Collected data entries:

§

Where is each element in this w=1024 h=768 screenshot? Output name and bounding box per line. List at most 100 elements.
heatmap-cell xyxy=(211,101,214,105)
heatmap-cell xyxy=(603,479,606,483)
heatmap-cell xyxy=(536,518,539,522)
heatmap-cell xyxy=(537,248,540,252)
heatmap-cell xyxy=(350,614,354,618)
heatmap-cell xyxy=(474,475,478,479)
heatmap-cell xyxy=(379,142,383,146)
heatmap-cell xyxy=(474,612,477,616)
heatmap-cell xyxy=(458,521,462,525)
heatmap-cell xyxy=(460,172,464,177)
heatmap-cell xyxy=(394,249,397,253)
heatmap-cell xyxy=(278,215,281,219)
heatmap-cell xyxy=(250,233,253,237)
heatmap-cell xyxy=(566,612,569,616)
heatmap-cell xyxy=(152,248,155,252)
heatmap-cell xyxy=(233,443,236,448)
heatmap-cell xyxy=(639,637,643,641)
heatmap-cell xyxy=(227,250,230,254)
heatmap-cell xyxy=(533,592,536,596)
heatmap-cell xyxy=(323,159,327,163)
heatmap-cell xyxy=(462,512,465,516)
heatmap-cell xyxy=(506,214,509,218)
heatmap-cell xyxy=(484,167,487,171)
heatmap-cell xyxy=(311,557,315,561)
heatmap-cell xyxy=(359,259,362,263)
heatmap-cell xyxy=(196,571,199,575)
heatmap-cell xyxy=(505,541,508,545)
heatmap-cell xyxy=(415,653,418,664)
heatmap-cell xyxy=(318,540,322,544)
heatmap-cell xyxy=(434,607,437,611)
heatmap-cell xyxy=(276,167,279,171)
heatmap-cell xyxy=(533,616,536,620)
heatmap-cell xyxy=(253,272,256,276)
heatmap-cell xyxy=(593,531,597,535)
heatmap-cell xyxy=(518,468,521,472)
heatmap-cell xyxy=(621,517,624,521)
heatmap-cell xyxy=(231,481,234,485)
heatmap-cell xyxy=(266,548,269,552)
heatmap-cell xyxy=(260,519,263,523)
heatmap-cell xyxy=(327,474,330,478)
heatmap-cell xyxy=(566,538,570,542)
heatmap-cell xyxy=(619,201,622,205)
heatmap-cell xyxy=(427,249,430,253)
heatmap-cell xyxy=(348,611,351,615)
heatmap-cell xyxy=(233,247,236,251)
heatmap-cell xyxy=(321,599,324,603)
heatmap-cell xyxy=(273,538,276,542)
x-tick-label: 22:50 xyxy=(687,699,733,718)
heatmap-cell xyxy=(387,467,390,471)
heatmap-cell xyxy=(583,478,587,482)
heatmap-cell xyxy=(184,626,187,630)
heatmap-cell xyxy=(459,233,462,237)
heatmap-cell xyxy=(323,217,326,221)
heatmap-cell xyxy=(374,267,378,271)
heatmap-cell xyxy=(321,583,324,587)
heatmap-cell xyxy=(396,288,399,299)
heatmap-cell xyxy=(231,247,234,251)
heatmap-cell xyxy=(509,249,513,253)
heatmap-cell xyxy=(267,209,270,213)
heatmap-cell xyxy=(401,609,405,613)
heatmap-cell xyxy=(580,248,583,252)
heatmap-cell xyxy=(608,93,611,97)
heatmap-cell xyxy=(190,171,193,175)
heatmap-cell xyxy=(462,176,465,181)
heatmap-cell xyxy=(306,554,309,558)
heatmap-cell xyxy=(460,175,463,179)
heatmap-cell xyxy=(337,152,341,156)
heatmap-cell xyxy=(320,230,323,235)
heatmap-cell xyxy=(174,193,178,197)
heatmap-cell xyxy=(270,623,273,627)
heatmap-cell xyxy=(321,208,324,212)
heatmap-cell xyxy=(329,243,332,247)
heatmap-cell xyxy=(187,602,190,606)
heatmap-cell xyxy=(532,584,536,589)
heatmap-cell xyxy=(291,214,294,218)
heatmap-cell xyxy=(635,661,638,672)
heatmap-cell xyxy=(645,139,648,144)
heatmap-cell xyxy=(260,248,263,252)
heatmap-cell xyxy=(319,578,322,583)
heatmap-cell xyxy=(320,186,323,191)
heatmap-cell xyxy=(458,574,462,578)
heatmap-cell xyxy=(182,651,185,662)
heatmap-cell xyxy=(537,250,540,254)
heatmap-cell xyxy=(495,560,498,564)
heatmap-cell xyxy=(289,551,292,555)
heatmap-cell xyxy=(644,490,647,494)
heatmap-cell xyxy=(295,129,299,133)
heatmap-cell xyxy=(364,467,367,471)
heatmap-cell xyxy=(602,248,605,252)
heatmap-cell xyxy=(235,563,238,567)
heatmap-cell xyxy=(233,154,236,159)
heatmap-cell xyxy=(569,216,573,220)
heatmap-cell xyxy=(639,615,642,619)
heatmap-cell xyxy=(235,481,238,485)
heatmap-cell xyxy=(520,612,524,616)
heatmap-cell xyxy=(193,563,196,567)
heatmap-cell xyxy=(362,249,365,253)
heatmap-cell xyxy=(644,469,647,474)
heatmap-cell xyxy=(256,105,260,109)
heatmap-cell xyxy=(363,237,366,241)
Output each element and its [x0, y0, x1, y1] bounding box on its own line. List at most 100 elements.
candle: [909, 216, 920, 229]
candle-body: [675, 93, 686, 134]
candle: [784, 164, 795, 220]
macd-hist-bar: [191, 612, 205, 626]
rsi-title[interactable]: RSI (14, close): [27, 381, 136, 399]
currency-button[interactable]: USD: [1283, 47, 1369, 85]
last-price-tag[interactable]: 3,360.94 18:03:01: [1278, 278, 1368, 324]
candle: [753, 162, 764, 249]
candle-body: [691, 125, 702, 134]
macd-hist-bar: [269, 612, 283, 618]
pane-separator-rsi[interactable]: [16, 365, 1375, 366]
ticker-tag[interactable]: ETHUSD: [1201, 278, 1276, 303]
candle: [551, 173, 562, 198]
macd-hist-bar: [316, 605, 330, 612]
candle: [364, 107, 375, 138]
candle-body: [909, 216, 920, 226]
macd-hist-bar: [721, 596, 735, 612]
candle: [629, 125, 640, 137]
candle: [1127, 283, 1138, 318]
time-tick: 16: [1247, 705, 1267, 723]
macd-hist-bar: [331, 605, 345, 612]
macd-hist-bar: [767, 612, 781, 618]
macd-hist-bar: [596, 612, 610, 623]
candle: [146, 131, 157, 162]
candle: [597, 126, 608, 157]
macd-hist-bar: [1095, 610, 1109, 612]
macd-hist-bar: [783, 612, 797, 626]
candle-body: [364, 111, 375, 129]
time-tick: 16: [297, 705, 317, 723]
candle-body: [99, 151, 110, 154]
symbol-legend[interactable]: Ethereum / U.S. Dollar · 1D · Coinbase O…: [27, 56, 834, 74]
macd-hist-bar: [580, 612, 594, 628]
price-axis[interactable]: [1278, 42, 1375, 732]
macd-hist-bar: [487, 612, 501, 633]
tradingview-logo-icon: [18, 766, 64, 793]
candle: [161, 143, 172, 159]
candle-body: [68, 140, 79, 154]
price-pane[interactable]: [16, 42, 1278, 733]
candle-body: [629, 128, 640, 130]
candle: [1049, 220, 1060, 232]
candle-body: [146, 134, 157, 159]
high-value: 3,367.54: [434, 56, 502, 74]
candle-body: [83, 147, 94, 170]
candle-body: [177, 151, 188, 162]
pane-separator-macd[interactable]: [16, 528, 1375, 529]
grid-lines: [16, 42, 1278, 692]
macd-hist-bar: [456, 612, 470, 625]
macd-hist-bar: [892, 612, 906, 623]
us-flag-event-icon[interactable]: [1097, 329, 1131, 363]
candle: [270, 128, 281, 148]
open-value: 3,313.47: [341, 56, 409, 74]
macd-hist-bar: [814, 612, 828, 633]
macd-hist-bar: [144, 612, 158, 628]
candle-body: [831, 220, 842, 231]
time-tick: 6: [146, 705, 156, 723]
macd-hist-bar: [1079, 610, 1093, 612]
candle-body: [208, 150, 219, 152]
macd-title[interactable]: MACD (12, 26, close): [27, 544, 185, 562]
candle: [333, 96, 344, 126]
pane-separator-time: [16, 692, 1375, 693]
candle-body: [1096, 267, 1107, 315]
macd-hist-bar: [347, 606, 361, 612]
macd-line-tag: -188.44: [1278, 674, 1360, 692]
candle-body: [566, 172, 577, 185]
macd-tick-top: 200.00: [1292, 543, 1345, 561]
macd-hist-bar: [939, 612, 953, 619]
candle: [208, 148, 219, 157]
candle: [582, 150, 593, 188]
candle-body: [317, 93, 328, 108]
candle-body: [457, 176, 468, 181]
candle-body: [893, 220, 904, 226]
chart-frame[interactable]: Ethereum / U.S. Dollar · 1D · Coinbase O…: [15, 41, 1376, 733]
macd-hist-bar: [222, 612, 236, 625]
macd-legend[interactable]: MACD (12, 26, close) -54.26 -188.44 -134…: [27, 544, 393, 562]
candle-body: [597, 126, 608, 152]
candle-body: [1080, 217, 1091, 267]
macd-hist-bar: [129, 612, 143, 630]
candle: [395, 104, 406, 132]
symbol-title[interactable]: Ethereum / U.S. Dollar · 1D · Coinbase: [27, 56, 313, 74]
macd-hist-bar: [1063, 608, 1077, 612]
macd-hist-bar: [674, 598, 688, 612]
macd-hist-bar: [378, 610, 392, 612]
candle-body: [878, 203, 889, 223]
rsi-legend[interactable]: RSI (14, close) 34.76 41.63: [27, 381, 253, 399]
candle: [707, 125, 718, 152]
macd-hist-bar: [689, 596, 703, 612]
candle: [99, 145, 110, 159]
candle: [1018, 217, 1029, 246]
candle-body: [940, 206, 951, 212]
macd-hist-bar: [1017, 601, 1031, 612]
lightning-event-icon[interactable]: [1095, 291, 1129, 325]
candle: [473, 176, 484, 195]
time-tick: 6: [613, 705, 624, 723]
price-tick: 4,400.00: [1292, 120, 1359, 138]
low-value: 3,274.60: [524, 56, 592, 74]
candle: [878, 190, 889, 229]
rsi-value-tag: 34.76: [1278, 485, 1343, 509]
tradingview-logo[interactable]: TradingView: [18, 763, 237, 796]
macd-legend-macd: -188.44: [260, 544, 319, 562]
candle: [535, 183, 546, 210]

§

The request: Update the listing from its first line through the line with "heatmap-cell xyxy=(506,214,509,218)", replacing "bounding box" with "enclosing box" and leaving everything else unchanged.

Output below:
Where is each element in this w=1024 h=768 screenshot? Output name and enclosing box per line. List at most 100 elements.
heatmap-cell xyxy=(211,101,214,105)
heatmap-cell xyxy=(603,479,606,483)
heatmap-cell xyxy=(536,518,539,522)
heatmap-cell xyxy=(537,248,540,252)
heatmap-cell xyxy=(350,614,354,618)
heatmap-cell xyxy=(474,475,478,479)
heatmap-cell xyxy=(379,142,383,146)
heatmap-cell xyxy=(474,612,477,616)
heatmap-cell xyxy=(458,521,462,525)
heatmap-cell xyxy=(460,172,464,177)
heatmap-cell xyxy=(394,249,397,253)
heatmap-cell xyxy=(278,215,281,219)
heatmap-cell xyxy=(250,233,253,237)
heatmap-cell xyxy=(566,612,569,616)
heatmap-cell xyxy=(152,248,155,252)
heatmap-cell xyxy=(233,443,236,448)
heatmap-cell xyxy=(639,637,643,641)
heatmap-cell xyxy=(227,250,230,254)
heatmap-cell xyxy=(533,592,536,596)
heatmap-cell xyxy=(323,159,327,163)
heatmap-cell xyxy=(462,512,465,516)
heatmap-cell xyxy=(506,214,509,218)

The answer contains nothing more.